In this article, we will look in detail at the regulatory policies that have been implemented in the past 12 months. It is vital that we analyze the rules of the industry as it will define the future direction of cryptocurrencies.
The outlook of cryptocurrencies in China
In 2017, China’s three biggest Bitcoin exchanges were given a warning by the Central Bank of China. They were warned to stay compliant with relevant laws and regulations if they want to continue operating. In February, things started to get intense when withdrawals were frozen and new trading fees were imposed. When asked why the People’s Bank of China stated that these were done to curb the risk of money laundering. It was not until late May that all the funds were returned to users.
In the months ahead, the Chinese government finally asked all the cryptocurrency exchanges to stop trading and shut down in September. This has successfully ended the reign of the three largest exchanges within China. However, this is not discouraging Chinese investors from investing in the cryptocurrency scene. All they have to do is move their funds to another country to trade. News of the shutdown came after the country ban ICO’s within their borders.
The China government stated that the ICO is an illegal way to raise money. It is yet to be known whether cryptocurrency will make a comeback in China, but it is reported that the government has no intention of shifting their stance.
The DAO report
For months, it has been rumored that the SEC will define how we will regulate ICO. However, the announcement came in late July that taxes would be imposed on some of the tokens sales depending on the nature of the token and the manner that it was offered. At the heart of the DAO was the ICO mechanism. In fact, they successfully raised millions of dollars worth of cryptocurrencies through the sale of DAO tokens. Despite this, it collapsed due to an exploit which caused months of heated debate.
This has also resulted in the split of the Ethereum blockchain. In the SEC report, they also classified the DAO as securities. In their report, they warned celebrities against endorsing ICOs, or any public stock cams, as these influencers bear a huge impact on their following.
Russia reconsidering cryptocurrencies
In Russia, the government has been going back and forth with their stance on cryptocurrencies. There are rumors that President Vladimir Putin is ready to accept cryptocurrencies back within the country after banning trading. There is also ongoing research on how the use of blockchain and technologies can be developed within Russia. Also, the Russian State government is interested in integrating blockchain within their system. The change in perspective came after the president met with Ethereum’s creators. Other leaders in Russia are echoing support for President Vladimir’s decision to reconsider cryptocurrencies.

──────────

:: REQUIREMENTS ::
Return the passage of the cryptocurrency regulation article between "Russia reconsidering cryptocurrencies" and "to reconsider cryptocurrencies.", inclusive, copied word for word. The listing that comes next has no connection to the cryptocurrency regulation article.

(Rows from a layout dataset)

──────────

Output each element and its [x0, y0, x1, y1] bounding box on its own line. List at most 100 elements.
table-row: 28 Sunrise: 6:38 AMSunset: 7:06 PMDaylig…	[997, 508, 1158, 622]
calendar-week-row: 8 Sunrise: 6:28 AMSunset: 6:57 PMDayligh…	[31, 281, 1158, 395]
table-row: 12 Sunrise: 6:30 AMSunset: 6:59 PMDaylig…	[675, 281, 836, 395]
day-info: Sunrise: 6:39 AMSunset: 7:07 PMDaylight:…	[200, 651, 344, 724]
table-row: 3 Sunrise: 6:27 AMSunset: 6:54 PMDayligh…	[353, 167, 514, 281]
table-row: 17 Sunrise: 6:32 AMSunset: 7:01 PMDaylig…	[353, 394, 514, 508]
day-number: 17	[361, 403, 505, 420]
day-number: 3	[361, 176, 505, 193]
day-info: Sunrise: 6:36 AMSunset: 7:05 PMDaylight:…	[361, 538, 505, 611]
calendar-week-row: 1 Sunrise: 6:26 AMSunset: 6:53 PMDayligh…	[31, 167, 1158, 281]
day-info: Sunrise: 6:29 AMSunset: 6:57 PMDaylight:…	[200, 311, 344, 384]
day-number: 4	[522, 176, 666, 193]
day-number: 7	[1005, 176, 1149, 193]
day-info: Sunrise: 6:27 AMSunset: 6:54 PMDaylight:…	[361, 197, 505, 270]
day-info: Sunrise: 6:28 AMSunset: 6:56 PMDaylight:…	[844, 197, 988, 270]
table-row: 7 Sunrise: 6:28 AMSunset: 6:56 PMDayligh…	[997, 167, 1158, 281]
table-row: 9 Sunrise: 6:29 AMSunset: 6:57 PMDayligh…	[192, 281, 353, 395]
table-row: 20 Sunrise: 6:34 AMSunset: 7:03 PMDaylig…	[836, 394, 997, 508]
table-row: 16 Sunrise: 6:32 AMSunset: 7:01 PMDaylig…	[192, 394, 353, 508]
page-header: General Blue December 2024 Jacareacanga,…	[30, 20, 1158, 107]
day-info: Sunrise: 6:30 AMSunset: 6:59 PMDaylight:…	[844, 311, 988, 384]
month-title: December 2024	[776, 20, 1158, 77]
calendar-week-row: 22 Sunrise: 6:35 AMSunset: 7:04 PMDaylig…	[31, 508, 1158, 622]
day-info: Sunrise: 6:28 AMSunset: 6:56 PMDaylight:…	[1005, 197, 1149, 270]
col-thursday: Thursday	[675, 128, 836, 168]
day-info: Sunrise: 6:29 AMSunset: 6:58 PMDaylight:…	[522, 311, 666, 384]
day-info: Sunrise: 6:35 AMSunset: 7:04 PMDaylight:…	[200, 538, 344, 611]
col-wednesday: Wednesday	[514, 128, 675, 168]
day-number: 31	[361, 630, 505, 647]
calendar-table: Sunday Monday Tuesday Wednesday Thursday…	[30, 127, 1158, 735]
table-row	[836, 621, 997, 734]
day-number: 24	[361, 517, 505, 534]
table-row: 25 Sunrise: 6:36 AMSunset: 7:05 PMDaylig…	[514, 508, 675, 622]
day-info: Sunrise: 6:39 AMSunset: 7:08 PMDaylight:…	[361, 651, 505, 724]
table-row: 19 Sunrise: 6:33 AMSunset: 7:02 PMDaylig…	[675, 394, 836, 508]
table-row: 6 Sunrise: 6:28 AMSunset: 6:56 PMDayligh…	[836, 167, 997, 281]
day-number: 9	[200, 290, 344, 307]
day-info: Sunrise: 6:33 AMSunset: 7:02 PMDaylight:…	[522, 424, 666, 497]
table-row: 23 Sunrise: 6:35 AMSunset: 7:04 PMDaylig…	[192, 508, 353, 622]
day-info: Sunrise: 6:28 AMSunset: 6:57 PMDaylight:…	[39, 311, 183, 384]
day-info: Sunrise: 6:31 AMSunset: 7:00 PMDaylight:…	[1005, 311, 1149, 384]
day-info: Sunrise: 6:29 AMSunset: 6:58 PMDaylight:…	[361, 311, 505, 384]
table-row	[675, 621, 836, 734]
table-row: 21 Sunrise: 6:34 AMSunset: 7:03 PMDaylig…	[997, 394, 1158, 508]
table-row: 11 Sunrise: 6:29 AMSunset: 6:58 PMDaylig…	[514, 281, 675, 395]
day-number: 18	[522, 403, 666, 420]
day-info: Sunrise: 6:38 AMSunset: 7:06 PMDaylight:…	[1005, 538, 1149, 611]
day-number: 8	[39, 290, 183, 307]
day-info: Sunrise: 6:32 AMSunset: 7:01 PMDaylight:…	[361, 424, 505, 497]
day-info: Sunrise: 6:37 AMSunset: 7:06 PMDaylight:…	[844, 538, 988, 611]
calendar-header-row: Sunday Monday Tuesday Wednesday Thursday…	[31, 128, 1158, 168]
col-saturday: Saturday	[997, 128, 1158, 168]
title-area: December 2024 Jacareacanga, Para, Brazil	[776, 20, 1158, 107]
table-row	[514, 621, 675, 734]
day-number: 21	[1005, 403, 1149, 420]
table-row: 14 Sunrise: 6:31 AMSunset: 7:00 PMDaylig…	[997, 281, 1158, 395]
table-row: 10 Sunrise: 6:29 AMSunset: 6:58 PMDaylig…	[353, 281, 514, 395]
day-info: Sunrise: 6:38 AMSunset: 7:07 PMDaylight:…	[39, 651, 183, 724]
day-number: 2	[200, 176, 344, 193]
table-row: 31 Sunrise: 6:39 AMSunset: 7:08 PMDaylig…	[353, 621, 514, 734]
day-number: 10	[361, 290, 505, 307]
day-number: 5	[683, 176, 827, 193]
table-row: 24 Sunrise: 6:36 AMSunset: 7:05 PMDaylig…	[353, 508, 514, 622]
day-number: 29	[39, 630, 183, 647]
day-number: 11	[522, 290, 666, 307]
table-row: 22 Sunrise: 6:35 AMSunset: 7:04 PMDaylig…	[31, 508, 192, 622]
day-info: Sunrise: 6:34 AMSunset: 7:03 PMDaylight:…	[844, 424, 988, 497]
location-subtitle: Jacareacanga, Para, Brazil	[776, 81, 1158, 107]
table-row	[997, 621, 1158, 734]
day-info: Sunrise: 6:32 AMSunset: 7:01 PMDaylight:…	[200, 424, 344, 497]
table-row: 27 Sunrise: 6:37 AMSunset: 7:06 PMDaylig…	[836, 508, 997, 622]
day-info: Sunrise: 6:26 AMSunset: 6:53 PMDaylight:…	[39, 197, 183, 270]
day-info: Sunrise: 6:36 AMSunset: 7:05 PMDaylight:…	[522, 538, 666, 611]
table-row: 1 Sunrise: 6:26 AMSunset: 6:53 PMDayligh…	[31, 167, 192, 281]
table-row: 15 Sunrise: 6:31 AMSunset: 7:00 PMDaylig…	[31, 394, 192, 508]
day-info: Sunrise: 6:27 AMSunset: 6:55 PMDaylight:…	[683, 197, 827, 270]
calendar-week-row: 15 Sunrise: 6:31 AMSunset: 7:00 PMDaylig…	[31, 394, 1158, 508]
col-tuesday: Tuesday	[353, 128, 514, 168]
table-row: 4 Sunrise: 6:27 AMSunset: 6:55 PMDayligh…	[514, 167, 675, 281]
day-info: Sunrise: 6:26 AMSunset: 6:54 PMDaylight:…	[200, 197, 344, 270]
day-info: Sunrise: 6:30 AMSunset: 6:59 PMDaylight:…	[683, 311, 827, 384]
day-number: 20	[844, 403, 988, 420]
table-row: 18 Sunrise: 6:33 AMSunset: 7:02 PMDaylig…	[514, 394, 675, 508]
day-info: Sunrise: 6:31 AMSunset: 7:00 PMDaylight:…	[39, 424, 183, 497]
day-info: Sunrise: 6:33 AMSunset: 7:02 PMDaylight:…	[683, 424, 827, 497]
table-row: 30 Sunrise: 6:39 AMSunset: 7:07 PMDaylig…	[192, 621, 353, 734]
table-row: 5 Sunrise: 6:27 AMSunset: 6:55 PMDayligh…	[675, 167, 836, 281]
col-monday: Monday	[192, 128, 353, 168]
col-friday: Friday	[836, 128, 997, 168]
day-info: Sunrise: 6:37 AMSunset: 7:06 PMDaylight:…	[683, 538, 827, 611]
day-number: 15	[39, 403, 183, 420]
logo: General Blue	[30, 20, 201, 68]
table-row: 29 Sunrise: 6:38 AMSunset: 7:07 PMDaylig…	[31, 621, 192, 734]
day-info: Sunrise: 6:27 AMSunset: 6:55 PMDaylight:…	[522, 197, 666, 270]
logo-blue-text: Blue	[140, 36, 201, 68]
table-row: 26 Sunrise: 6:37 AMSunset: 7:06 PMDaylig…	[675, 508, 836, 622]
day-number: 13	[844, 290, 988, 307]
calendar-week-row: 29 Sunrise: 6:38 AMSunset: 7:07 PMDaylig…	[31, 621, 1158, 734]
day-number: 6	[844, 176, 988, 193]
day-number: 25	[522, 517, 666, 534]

──────────

:: TASK OUTPUT ::
Russia reconsidering cryptocurrencies
In Russia, the government has been going back and forth with their stance on cryptocurrencies. There are rumors that President Vladimir Putin is ready to accept cryptocurrencies back within the country after banning trading. There is also ongoing research on how the use of blockchain and technologies can be developed within Russia. Also, the Russian State government is interested in integrating blockchain within their system. The change in perspective came after the president met with Ethereum’s creators. Other leaders in Russia are echoing support for President Vladimir’s decision to reconsider cryptocurrencies.